[BEGIN]
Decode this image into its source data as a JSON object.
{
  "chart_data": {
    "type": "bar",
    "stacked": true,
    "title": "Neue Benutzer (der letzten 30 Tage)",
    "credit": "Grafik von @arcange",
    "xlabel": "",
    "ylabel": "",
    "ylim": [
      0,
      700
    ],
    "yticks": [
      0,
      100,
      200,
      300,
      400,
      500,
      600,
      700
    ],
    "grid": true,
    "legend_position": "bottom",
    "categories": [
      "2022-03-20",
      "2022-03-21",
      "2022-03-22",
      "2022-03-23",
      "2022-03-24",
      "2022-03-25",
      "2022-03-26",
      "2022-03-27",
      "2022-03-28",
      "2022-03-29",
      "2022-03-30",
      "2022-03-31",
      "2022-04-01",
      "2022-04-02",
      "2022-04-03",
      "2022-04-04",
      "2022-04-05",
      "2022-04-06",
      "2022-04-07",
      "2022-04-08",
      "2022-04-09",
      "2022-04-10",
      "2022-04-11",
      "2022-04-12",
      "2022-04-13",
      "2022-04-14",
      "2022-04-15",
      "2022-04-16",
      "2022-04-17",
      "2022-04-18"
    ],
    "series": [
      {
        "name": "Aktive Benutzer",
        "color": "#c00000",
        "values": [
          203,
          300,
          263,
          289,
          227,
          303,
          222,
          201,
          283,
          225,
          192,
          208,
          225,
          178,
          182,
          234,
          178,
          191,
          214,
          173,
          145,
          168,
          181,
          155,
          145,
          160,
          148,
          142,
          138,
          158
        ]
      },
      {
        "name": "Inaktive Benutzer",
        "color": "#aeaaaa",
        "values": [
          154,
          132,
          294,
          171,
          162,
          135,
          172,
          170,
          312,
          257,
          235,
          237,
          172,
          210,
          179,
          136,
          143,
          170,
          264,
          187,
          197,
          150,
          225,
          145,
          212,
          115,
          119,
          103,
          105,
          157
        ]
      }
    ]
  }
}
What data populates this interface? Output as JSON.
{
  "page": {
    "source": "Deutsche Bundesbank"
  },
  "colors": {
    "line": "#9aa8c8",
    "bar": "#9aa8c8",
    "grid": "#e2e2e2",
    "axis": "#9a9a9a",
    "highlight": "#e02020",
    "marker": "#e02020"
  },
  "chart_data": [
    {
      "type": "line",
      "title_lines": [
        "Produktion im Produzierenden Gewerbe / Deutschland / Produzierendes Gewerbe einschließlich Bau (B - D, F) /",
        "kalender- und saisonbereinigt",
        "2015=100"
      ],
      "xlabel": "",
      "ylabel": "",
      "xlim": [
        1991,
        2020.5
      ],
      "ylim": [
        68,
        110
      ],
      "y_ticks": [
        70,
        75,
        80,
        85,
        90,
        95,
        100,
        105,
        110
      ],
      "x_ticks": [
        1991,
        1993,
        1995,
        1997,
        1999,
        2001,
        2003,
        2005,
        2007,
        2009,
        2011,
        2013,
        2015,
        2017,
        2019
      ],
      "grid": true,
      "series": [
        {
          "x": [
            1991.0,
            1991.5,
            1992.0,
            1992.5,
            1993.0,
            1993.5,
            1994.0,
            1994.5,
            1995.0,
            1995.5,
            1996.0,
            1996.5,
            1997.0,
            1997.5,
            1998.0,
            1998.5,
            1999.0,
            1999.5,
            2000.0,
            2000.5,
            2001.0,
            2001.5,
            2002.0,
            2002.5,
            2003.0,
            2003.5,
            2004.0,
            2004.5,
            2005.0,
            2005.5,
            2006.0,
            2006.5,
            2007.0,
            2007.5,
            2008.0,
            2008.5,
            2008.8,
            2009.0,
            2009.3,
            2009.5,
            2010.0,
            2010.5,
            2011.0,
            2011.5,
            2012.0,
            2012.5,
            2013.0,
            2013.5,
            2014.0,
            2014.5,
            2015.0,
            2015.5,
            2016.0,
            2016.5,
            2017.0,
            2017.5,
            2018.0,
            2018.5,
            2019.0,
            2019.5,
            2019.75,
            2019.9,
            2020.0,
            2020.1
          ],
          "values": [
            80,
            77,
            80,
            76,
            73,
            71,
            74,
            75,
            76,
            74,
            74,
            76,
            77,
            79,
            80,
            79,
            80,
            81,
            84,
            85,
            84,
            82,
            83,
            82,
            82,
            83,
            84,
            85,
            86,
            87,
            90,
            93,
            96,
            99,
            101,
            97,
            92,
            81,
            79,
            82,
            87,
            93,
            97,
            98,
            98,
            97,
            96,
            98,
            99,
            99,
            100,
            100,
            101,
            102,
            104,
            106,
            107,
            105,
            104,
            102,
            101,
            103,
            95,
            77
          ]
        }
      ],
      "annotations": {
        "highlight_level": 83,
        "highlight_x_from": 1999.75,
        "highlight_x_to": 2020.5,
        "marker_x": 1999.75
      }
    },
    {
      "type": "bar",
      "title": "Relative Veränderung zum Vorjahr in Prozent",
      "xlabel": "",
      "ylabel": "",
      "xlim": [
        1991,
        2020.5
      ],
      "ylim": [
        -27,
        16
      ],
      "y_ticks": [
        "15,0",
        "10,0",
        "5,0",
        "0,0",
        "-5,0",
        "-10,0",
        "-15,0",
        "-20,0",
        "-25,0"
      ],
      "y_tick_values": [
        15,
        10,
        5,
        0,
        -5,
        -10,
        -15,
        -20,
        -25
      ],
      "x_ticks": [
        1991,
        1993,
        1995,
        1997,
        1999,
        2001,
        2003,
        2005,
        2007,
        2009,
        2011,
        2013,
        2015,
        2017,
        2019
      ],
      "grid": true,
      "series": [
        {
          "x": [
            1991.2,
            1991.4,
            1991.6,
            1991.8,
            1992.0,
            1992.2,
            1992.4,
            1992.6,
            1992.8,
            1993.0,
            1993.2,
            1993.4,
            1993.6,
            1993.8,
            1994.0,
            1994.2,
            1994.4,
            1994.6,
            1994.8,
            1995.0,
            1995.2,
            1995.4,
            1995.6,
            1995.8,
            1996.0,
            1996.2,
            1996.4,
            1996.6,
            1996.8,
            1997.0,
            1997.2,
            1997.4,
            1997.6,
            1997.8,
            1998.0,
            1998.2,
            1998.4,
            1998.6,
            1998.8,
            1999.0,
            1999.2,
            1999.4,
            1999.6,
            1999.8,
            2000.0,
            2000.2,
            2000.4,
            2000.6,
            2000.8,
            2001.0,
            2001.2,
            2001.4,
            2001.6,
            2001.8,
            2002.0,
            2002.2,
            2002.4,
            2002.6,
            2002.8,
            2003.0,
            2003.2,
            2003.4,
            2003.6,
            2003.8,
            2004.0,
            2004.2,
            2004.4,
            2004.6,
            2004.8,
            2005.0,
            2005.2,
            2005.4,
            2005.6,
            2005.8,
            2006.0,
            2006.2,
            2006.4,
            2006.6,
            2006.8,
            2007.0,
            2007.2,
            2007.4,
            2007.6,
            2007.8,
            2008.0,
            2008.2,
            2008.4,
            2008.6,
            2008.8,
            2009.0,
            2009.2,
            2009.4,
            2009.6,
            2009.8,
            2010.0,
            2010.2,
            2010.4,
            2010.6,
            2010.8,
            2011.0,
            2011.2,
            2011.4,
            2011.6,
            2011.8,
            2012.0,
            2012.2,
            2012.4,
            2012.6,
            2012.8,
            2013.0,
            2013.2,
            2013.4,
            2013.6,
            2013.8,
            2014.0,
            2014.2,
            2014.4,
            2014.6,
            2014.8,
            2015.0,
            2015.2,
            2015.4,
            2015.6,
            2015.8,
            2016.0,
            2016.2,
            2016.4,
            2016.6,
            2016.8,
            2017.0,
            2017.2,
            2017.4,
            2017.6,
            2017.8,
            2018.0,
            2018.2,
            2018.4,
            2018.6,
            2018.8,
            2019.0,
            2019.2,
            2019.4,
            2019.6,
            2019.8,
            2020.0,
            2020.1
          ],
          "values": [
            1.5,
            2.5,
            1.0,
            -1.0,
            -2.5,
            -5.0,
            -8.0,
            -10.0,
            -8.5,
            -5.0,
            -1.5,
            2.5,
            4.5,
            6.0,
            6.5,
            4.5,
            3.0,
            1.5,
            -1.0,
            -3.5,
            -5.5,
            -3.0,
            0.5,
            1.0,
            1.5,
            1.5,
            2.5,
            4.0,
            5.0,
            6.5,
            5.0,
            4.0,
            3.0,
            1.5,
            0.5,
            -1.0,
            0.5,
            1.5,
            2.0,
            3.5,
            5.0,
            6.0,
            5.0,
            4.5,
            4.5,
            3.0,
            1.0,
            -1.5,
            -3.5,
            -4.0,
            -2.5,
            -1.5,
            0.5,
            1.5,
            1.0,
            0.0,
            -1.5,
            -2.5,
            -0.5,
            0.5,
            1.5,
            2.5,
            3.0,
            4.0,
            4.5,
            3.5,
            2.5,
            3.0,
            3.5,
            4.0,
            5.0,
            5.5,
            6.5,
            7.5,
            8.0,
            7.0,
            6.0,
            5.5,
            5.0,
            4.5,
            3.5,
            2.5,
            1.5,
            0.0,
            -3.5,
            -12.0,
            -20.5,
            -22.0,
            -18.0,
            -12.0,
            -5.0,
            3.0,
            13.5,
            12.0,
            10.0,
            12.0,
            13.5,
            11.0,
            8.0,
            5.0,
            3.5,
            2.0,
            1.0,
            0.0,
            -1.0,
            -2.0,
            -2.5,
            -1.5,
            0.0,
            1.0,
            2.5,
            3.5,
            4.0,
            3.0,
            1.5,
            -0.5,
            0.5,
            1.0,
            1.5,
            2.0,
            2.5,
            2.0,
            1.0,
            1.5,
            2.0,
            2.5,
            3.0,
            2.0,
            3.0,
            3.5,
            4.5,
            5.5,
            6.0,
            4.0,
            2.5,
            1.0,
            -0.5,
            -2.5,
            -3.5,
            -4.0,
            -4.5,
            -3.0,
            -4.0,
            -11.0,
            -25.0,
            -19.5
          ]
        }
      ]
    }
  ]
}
[END]
§ **THE TASK**
Pick out each line containing "grid" and report it.

§ **EXERCISE RESPONSE**
    "grid": true,
    "grid": "#e2e2e2",
      "grid": true,
      "grid": true,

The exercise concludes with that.